## The tasks
1. Repeat the listing word for word, starting at its first line and ending at the line that contains "ruler-minor-tick [217, 118, 221, 122]", with both of those lines included.
2. Please continue the article on calibrations for detecting milk adulteration from the point where it stops.

## Article
═══

To better evaluate the calibrations obtained, the sensitivity and specificity of each calibration have been plotted (Fig. 2). However, examination of these data clearly reveal that calibrations 8 and 10 do not exhibit 100% specificity; in other words, based on the control samples (those without any type of adulteration), these calibrations resulted in some false positives.

Fig. 2
figure 2

Sensitivities and specificities of the tested calibrations. Sensitivity, which was measured for the adulterated samples, and specificity, which was measured for the controls (unadulterated samples), are presented as  % values for the 12 evaluated calibrations. Calibration 7 has been chosen as optimal for identifying adulterations in milk

Thus, if the choice of the calibrations that better identify adulterations in milk is based on those that exhibit the maximum specificities, in other words, no false positive values (calibrations 3, 5, 6, 7, 9, or 11), then calibration 7 (14 factors and one removal of outliers), although it has not been classified by the Kruskal–Wallis test as one of the best calibrations, should be chosen because, as shown in Table 3, this calibration does not statistically differ (p > 0.05) from calibrations 8 and 10 (previously ranked better at identifying adulterants in raw milk) and includes fewer factors.

The numbers of factors used to identify adulterants and contaminants in milk by infrared spectroscopy vary widely according to the compounds studied. Kasemsumran et al. (2007) used near-infrared spectroscopy and determined that the best calibration model for milk adulteration with whey used four factors in a PLS model. Sivakesava and Irudayaraj (2002) defined 15 as the optimal number of factors using the PLS method to identify tetracycline in milk. Heuer et al. (2001) obtained a predictive model that consisted of 19 principal components (factors) for the determination of acetone in cow milk. These results highlight the need for proper equipment calibration, especially when it is used to detect compounds that do not naturally belong in milk.

═══

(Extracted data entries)
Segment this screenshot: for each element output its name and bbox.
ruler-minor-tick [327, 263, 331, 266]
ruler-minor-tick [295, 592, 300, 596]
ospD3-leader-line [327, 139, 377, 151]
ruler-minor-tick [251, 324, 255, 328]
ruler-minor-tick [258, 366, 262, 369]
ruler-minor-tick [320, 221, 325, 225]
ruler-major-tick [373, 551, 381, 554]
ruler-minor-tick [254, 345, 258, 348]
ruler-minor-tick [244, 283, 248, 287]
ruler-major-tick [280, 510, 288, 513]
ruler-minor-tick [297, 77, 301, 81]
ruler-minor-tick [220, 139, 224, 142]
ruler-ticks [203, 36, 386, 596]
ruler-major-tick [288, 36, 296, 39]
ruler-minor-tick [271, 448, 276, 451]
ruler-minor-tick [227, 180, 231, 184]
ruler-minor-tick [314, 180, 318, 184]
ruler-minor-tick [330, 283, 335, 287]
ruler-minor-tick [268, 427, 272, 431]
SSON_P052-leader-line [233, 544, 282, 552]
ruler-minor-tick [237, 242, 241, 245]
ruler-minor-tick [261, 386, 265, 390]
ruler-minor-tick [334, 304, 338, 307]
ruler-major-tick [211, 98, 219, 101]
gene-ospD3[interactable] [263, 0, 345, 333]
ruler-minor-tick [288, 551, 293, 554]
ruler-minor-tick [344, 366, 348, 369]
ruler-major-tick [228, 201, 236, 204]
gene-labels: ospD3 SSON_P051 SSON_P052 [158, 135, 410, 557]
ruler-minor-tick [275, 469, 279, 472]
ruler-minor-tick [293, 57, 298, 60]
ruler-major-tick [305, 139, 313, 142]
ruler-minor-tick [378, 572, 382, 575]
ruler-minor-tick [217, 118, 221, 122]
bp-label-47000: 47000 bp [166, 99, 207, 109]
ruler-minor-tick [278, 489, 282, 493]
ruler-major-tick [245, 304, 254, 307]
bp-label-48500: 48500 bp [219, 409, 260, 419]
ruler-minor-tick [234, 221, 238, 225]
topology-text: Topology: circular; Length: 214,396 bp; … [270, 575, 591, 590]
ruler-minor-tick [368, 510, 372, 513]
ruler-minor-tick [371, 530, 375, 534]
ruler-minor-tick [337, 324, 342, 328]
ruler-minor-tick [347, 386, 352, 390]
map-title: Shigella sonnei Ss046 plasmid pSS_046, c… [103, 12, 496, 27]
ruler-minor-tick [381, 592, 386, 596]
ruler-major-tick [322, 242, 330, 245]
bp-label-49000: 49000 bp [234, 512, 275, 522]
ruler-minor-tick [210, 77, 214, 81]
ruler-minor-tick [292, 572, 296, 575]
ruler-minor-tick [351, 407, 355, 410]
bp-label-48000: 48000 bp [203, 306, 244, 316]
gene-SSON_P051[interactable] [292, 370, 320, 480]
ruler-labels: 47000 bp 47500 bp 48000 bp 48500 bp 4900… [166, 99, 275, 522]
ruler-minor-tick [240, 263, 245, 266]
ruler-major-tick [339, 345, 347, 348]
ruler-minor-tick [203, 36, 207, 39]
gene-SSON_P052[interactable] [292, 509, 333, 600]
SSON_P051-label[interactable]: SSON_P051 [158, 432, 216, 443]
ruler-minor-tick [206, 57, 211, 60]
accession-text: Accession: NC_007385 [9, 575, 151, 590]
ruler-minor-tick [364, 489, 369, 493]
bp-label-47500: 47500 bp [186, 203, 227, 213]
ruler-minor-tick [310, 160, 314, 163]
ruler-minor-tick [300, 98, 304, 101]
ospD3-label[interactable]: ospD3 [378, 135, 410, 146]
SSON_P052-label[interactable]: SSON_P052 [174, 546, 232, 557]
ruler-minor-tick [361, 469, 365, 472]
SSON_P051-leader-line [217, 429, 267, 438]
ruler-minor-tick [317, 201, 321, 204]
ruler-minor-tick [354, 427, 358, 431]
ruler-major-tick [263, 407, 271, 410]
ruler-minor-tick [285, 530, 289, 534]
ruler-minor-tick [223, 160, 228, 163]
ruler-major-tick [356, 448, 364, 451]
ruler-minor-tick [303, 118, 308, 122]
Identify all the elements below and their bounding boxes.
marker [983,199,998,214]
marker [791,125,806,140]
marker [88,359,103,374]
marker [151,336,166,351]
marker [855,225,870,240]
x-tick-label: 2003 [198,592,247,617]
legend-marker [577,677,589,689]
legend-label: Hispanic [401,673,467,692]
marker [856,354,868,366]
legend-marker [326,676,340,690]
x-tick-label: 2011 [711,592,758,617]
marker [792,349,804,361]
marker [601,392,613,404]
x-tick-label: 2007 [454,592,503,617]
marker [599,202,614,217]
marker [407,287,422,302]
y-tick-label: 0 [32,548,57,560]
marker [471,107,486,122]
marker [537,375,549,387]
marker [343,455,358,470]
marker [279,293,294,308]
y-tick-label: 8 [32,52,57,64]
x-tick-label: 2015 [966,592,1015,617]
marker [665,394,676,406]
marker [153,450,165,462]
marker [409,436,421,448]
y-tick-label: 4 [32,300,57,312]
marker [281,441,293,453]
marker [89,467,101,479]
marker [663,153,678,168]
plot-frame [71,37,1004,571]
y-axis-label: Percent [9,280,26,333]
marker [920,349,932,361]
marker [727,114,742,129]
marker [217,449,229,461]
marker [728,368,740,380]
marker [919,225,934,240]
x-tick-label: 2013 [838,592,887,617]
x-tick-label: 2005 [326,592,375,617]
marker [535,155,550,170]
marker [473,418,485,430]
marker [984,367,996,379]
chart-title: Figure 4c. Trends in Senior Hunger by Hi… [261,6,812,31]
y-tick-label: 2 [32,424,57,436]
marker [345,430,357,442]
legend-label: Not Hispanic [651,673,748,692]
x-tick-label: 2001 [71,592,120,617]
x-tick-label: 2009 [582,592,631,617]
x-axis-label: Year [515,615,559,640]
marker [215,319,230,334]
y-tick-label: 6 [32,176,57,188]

═══

## The results
1.
Segment this screenshot: for each element output its name and bbox.
ruler-minor-tick [327, 263, 331, 266]
ruler-minor-tick [295, 592, 300, 596]
ospD3-leader-line [327, 139, 377, 151]
ruler-minor-tick [251, 324, 255, 328]
ruler-minor-tick [258, 366, 262, 369]
ruler-minor-tick [320, 221, 325, 225]
ruler-major-tick [373, 551, 381, 554]
ruler-minor-tick [254, 345, 258, 348]
ruler-minor-tick [244, 283, 248, 287]
ruler-major-tick [280, 510, 288, 513]
ruler-minor-tick [297, 77, 301, 81]
ruler-minor-tick [220, 139, 224, 142]
ruler-ticks [203, 36, 386, 596]
ruler-major-tick [288, 36, 296, 39]
ruler-minor-tick [271, 448, 276, 451]
ruler-minor-tick [227, 180, 231, 184]
ruler-minor-tick [314, 180, 318, 184]
ruler-minor-tick [330, 283, 335, 287]
ruler-minor-tick [268, 427, 272, 431]
SSON_P052-leader-line [233, 544, 282, 552]
ruler-minor-tick [237, 242, 241, 245]
ruler-minor-tick [261, 386, 265, 390]
ruler-minor-tick [334, 304, 338, 307]
ruler-major-tick [211, 98, 219, 101]
gene-ospD3[interactable] [263, 0, 345, 333]
ruler-minor-tick [288, 551, 293, 554]
ruler-minor-tick [344, 366, 348, 369]
ruler-major-tick [228, 201, 236, 204]
gene-labels: ospD3 SSON_P051 SSON_P052 [158, 135, 410, 557]
ruler-minor-tick [275, 469, 279, 472]
ruler-minor-tick [293, 57, 298, 60]
ruler-major-tick [305, 139, 313, 142]
ruler-minor-tick [378, 572, 382, 575]
ruler-minor-tick [217, 118, 221, 122]

2.
Regarding the sensitivity analyses for calibration 7 for all the adulterants added at different water or whey concentrations (Table 4), the data reveal that calibration 7 can define all the adulterated samples with greater sensitivity, regardless of the concentration and type of adulterant. For example, the sensitivities were 100% after the addition of sodium bicarbonate at all the tested concentrations of this adulterant and after the addition of water or whey.

Table 4 Sensitivities of calibration 7 for all the adulterants

Using calibration 7, the addition of cornstarch and sodium citrate resulted in sensitivities lower than 100% at the lowest concentrations of these adulterants (500 mg L−1). In contrast, the addition of formaldehyde resulted in lower sensitivity when it was added at 150 or 300 mg L−1 together with whey (3 and 6%). This characteristic demonstrates the capacity of whey to mask the addition of formaldehyde. The sensitivity was close to 100% at the other adulterant concentrations.

Botelho et al. (2015) found sensitivities of 83.3, 100, and 93.8% to the addition of 0.5–10% w/v (5–10 g L−1) of cornstarch, sodium citrate, and formaldehyde, respectively, based on a screening method that used attenuated total reflectance (ATR) spectroscopy in the mid-infrared range and multivariate classifications. Cassoli et al. (2011) found maximum sensitivity (98%) in the detection of 0.075% (750 mg L−1) sodium citrate in raw milk. Compared to the results reported by Cassoli et al. (2011), the present work produced better sensitivity values for this and other sodium citrate concentrations.

At one of the concentrations used in this study, saccharose (up to 750 mg L−1) resulted in the lowest detection rate, particularly when whey was added to the samples. However, these concentrations were very small, which may explain the low identification rate of this adulterant. He et al. (2010) were able to identify glucose adulterations in raw milk at 1000 mg dL−1 using infrared spectroscopy combined with two-dimensional correlation analysis. This concentration is much higher than that used in the present study. Liu et al. (2015) were able to identify 240 mg of saccharose adulterant per liter of raw milk using infrared spectroscopy combined with multivariate chemometric techniques. However, these studies did not investigate any other adulterants, such as water or whey, capable of masking the addition of saccharose.

To measure the effect of added water or whey per se, the sensitivities of all 12 calibrations were calculated following the addition of water or whey. When water was added at 6%, the sensitivity was 100% for all the tested calibrations, except for calibration 11, for which the sensitivity was 95%. This result implies that regardless of the adulterants used, the developed calibration could detect water at the tested concentration. However, the sensitivities of the calibration for the diluents (3% water or whey) were low, particularly when whey was added. However, even with these low sensitivities, the calibrations were able to detect the adulterants and not just the diluents.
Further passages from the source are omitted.